• [Task prompt]
Reproduce every entry in the listing without alteration.

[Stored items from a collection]
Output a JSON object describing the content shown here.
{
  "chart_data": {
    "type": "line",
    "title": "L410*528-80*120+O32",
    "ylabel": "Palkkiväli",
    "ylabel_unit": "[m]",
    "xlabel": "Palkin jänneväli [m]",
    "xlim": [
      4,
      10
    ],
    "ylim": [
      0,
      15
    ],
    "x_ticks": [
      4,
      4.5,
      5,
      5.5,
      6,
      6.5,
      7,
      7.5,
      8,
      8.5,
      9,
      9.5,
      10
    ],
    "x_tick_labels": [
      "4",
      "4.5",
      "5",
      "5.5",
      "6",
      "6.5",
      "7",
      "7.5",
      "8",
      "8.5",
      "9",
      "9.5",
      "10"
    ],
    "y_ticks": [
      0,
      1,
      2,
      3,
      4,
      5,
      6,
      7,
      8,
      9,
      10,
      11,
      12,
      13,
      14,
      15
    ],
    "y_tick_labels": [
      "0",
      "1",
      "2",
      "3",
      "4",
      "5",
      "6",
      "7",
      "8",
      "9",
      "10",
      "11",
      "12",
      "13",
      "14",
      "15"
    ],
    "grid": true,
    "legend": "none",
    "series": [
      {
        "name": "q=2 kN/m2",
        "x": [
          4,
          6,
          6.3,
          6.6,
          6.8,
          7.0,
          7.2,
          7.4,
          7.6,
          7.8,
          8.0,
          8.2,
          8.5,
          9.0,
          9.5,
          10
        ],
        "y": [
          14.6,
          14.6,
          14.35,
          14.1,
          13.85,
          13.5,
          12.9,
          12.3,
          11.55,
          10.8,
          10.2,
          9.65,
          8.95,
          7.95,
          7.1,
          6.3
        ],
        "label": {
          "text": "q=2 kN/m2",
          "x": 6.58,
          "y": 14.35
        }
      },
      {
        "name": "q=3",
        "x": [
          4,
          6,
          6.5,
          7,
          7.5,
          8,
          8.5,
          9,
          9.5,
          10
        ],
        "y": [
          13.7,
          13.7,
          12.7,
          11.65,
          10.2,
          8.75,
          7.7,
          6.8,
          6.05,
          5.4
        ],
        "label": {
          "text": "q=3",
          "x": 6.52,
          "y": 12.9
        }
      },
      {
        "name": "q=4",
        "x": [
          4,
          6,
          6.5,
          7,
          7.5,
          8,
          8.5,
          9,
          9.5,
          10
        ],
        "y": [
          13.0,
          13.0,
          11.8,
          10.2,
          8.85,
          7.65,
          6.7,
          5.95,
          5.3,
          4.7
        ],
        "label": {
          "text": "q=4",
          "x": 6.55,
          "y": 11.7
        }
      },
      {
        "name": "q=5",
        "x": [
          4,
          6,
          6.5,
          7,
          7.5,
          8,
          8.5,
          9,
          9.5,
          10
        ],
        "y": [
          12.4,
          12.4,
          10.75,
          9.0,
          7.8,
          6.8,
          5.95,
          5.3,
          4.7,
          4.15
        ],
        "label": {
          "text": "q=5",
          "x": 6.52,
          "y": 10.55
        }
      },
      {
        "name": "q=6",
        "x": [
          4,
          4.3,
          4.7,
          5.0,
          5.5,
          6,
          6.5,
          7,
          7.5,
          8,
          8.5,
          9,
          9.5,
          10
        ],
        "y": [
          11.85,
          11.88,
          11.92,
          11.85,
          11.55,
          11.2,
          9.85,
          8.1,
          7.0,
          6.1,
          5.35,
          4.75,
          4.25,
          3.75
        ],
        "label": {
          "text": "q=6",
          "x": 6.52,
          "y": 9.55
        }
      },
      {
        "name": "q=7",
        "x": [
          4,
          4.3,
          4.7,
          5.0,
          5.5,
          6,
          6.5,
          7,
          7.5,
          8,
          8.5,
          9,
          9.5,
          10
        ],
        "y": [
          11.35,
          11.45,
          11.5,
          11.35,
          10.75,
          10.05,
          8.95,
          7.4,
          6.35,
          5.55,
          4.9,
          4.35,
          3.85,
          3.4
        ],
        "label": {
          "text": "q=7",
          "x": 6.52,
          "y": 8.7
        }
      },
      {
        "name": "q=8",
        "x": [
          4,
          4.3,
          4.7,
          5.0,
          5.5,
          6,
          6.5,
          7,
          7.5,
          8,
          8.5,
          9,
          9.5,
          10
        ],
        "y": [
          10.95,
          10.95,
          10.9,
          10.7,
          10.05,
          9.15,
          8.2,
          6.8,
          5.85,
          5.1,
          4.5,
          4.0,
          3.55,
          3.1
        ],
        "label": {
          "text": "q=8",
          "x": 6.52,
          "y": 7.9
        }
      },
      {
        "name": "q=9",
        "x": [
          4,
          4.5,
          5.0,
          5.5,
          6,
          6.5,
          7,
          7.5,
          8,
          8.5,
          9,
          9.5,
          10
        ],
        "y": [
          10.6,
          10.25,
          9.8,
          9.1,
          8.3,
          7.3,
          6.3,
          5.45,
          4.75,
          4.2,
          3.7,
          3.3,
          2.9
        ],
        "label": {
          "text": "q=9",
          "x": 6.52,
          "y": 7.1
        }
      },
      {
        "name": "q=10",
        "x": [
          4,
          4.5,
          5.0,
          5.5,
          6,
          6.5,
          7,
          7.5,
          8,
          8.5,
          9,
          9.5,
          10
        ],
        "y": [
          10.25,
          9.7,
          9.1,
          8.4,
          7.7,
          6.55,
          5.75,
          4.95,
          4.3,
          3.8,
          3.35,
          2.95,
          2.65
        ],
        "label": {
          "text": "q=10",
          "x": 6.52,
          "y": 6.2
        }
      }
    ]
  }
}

• [Answer]
Output a JSON object describing the content shown here.
{
  "chart_data": {
    "type": "line",
    "title": "L410*528-80*120+O32",
    "ylabel": "Palkkiväli",
    "ylabel_unit": "[m]",
    "xlabel": "Palkin jänneväli [m]",
    "xlim": [
      4,
      10
    ],
    "ylim": [
      0,
      15
    ],
    "x_ticks": [
      4,
      4.5,
      5,
      5.5,
      6,
      6.5,
      7,
      7.5,
      8,
      8.5,
      9,
      9.5,
      10
    ],
    "x_tick_labels": [
      "4",
      "4.5",
      "5",
      "5.5",
      "6",
      "6.5",
      "7",
      "7.5",
      "8",
      "8.5",
      "9",
      "9.5",
      "10"
    ],
    "y_ticks": [
      0,
      1,
      2,
      3,
      4,
      5,
      6,
      7,
      8,
      9,
      10,
      11,
      12,
      13,
      14,
      15
    ],
    "y_tick_labels": [
      "0",
      "1",
      "2",
      "3",
      "4",
      "5",
      "6",
      "7",
      "8",
      "9",
      "10",
      "11",
      "12",
      "13",
      "14",
      "15"
    ],
    "grid": true,
    "legend": "none",
    "series": [
      {
        "name": "q=2 kN/m2",
        "x": [
          4,
          6,
          6.3,
          6.6,
          6.8,
          7.0,
          7.2,
          7.4,
          7.6,
          7.8,
          8.0,
          8.2,
          8.5,
          9.0,
          9.5,
          10
        ],
        "y": [
          14.6,
          14.6,
          14.35,
          14.1,
          13.85,
          13.5,
          12.9,
          12.3,
          11.55,
          10.8,
          10.2,
          9.65,
          8.95,
          7.95,
          7.1,
          6.3
        ],
        "label": {
          "text": "q=2 kN/m2",
          "x": 6.58,
          "y": 14.35
        }
      },
      {
        "name": "q=3",
        "x": [
          4,
          6,
          6.5,
          7,
          7.5,
          8,
          8.5,
          9,
          9.5,
          10
        ],
        "y": [
          13.7,
          13.7,
          12.7,
          11.65,
          10.2,
          8.75,
          7.7,
          6.8,
          6.05,
          5.4
        ],
        "label": {
          "text": "q=3",
          "x": 6.52,
          "y": 12.9
        }
      },
      {
        "name": "q=4",
        "x": [
          4,
          6,
          6.5,
          7,
          7.5,
          8,
          8.5,
          9,
          9.5,
          10
        ],
        "y": [
          13.0,
          13.0,
          11.8,
          10.2,
          8.85,
          7.65,
          6.7,
          5.95,
          5.3,
          4.7
        ],
        "label": {
          "text": "q=4",
          "x": 6.55,
          "y": 11.7
        }
      },
      {
        "name": "q=5",
        "x": [
          4,
          6,
          6.5,
          7,
          7.5,
          8,
          8.5,
          9,
          9.5,
          10
        ],
        "y": [
          12.4,
          12.4,
          10.75,
          9.0,
          7.8,
          6.8,
          5.95,
          5.3,
          4.7,
          4.15
        ],
        "label": {
          "text": "q=5",
          "x": 6.52,
          "y": 10.55
        }
      },
      {
        "name": "q=6",
        "x": [
          4,
          4.3,
          4.7,
          5.0,
          5.5,
          6,
          6.5,
          7,
          7.5,
          8,
          8.5,
          9,
          9.5,
          10
        ],
        "y": [
          11.85,
          11.88,
          11.92,
          11.85,
          11.55,
          11.2,
          9.85,
          8.1,
          7.0,
          6.1,
          5.35,
          4.75,
          4.25,
          3.75
        ],
        "label": {
          "text": "q=6",
          "x": 6.52,
          "y": 9.55
        }
      },
      {
        "name": "q=7",
        "x": [
          4,
          4.3,
          4.7,
          5.0,
          5.5,
          6,
          6.5,
          7,
          7.5,
          8,
          8.5,
          9,
          9.5,
          10
        ],
        "y": [
          11.35,
          11.45,
          11.5,
          11.35,
          10.75,
          10.05,
          8.95,
          7.4,
          6.35,
          5.55,
          4.9,
          4.35,
          3.85,
          3.4
        ],
        "label": {
          "text": "q=7",
          "x": 6.52,
          "y": 8.7
        }
      },
      {
        "name": "q=8",
        "x": [
          4,
          4.3,
          4.7,
          5.0,
          5.5,
          6,
          6.5,
          7,
          7.5,
          8,
          8.5,
          9,
          9.5,
          10
        ],
        "y": [
          10.95,
          10.95,
          10.9,
          10.7,
          10.05,
          9.15,
          8.2,
          6.8,
          5.85,
          5.1,
          4.5,
          4.0,
          3.55,
          3.1
        ],
        "label": {
          "text": "q=8",
          "x": 6.52,
          "y": 7.9
        }
      },
      {
        "name": "q=9",
        "x": [
          4,
          4.5,
          5.0,
          5.5,
          6,
          6.5,
          7,
          7.5,
          8,
          8.5,
          9,
          9.5,
          10
        ],
        "y": [
          10.6,
          10.25,
          9.8,
          9.1,
          8.3,
          7.3,
          6.3,
          5.45,
          4.75,
          4.2,
          3.7,
          3.3,
          2.9
        ],
        "label": {
          "text": "q=9",
          "x": 6.52,
          "y": 7.1
        }
      },
      {
        "name": "q=10",
        "x": [
          4,
          4.5,
          5.0,
          5.5,
          6,
          6.5,
          7,
          7.5,
          8,
          8.5,
          9,
          9.5,
          10
        ],
        "y": [
          10.25,
          9.7,
          9.1,
          8.4,
          7.7,
          6.55,
          5.75,
          4.95,
          4.3,
          3.8,
          3.35,
          2.95,
          2.65
        ],
        "label": {
          "text": "q=10",
          "x": 6.52,
          "y": 6.2
        }
      }
    ]
  }
}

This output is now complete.